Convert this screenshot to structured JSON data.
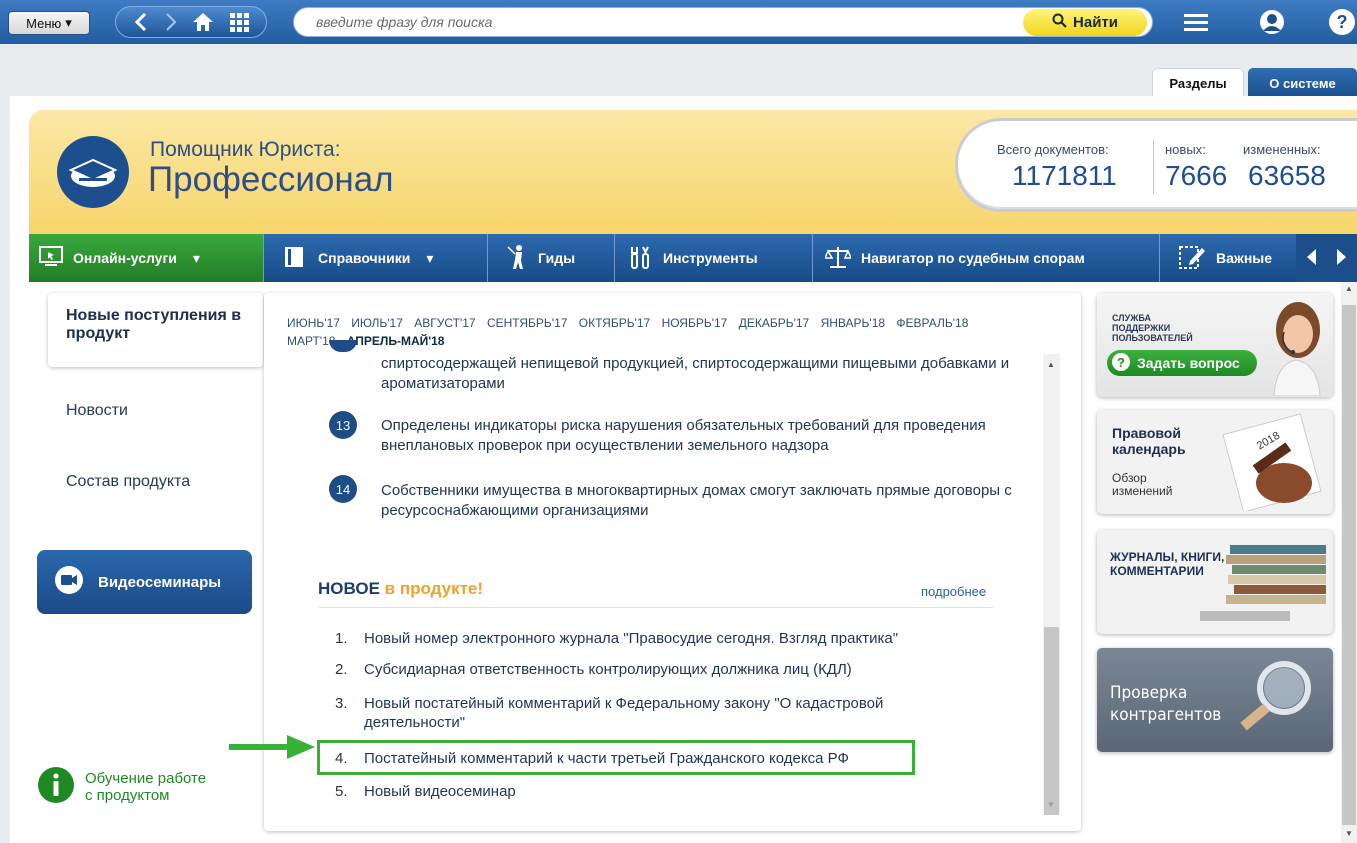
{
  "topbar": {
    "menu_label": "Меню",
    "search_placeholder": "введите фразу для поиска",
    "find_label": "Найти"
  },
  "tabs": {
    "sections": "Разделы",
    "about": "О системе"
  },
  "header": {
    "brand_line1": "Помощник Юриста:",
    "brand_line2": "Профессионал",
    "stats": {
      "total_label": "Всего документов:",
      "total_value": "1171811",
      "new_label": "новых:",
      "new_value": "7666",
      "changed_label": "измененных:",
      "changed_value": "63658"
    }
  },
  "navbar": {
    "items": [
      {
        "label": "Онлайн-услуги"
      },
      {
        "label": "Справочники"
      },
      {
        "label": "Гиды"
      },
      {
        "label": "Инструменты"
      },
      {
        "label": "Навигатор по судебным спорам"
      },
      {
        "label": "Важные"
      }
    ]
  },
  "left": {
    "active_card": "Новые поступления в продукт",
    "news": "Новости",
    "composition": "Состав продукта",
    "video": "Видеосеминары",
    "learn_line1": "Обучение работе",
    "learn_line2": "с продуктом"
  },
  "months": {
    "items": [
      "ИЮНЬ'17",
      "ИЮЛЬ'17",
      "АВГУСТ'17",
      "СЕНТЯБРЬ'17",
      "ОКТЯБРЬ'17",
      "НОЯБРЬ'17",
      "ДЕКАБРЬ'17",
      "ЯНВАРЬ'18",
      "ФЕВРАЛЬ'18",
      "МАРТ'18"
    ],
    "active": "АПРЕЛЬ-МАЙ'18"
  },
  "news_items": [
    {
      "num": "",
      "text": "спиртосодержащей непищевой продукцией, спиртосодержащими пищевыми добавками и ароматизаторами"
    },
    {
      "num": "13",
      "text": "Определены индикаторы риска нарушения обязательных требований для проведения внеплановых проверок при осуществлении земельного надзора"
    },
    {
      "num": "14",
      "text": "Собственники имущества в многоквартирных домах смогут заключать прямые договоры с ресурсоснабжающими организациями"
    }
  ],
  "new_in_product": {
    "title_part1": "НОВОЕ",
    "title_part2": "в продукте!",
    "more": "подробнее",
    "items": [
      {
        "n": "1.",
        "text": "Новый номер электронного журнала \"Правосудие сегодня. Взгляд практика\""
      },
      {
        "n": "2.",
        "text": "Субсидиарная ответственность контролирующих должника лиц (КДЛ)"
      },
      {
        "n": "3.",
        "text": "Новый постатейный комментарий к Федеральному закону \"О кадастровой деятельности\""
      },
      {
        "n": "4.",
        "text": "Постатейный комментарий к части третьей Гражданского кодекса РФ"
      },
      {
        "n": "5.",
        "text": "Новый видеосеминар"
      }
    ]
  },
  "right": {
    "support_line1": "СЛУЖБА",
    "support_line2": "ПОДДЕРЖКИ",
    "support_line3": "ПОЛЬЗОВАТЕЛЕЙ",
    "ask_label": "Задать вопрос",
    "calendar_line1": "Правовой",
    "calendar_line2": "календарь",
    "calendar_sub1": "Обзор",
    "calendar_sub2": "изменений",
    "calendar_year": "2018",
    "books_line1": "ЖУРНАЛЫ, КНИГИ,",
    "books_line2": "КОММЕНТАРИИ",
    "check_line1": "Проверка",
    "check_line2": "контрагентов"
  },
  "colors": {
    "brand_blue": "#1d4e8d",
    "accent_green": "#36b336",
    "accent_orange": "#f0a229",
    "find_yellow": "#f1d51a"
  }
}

==========

__TASK PROMPT__. Reproduce each entry verbatim, excluding any embedded images.

__SOLUTION FOR THIS TASK__.
Convert this screenshot to structured JSON data.
{
  "topbar": {
    "menu_label": "Меню",
    "search_placeholder": "введите фразу для поиска",
    "find_label": "Найти"
  },
  "tabs": {
    "sections": "Разделы",
    "about": "О системе"
  },
  "header": {
    "brand_line1": "Помощник Юриста:",
    "brand_line2": "Профессионал",
    "stats": {
      "total_label": "Всего документов:",
      "total_value": "1171811",
      "new_label": "новых:",
      "new_value": "7666",
      "changed_label": "измененных:",
      "changed_value": "63658"
    }
  },
  "navbar": {
    "items": [
      {
        "label": "Онлайн-услуги"
      },
      {
        "label": "Справочники"
      },
      {
        "label": "Гиды"
      },
      {
        "label": "Инструменты"
      },
      {
        "label": "Навигатор по судебным спорам"
      },
      {
        "label": "Важные"
      }
    ]
  },
  "left": {
    "active_card": "Новые поступления в продукт",
    "news": "Новости",
    "composition": "Состав продукта",
    "video": "Видеосеминары",
    "learn_line1": "Обучение работе",
    "learn_line2": "с продуктом"
  },
  "months": {
    "items": [
      "ИЮНЬ'17",
      "ИЮЛЬ'17",
      "АВГУСТ'17",
      "СЕНТЯБРЬ'17",
      "ОКТЯБРЬ'17",
      "НОЯБРЬ'17",
      "ДЕКАБРЬ'17",
      "ЯНВАРЬ'18",
      "ФЕВРАЛЬ'18",
      "МАРТ'18"
    ],
    "active": "АПРЕЛЬ-МАЙ'18"
  },
  "news_items": [
    {
      "num": "",
      "text": "спиртосодержащей непищевой продукцией, спиртосодержащими пищевыми добавками и ароматизаторами"
    },
    {
      "num": "13",
      "text": "Определены индикаторы риска нарушения обязательных требований для проведения внеплановых проверок при осуществлении земельного надзора"
    },
    {
      "num": "14",
      "text": "Собственники имущества в многоквартирных домах смогут заключать прямые договоры с ресурсоснабжающими организациями"
    }
  ],
  "new_in_product": {
    "title_part1": "НОВОЕ",
    "title_part2": "в продукте!",
    "more": "подробнее",
    "items": [
      {
        "n": "1.",
        "text": "Новый номер электронного журнала \"Правосудие сегодня. Взгляд практика\""
      },
      {
        "n": "2.",
        "text": "Субсидиарная ответственность контролирующих должника лиц (КДЛ)"
      },
      {
        "n": "3.",
        "text": "Новый постатейный комментарий к Федеральному закону \"О кадастровой деятельности\""
      },
      {
        "n": "4.",
        "text": "Постатейный комментарий к части третьей Гражданского кодекса РФ"
      },
      {
        "n": "5.",
        "text": "Новый видеосеминар"
      }
    ]
  },
  "right": {
    "support_line1": "СЛУЖБА",
    "support_line2": "ПОДДЕРЖКИ",
    "support_line3": "ПОЛЬЗОВАТЕЛЕЙ",
    "ask_label": "Задать вопрос",
    "calendar_line1": "Правовой",
    "calendar_line2": "календарь",
    "calendar_sub1": "Обзор",
    "calendar_sub2": "изменений",
    "calendar_year": "2018",
    "books_line1": "ЖУРНАЛЫ, КНИГИ,",
    "books_line2": "КОММЕНТАРИИ",
    "check_line1": "Проверка",
    "check_line2": "контрагентов"
  },
  "colors": {
    "brand_blue": "#1d4e8d",
    "accent_green": "#36b336",
    "accent_orange": "#f0a229",
    "find_yellow": "#f1d51a"
  }
}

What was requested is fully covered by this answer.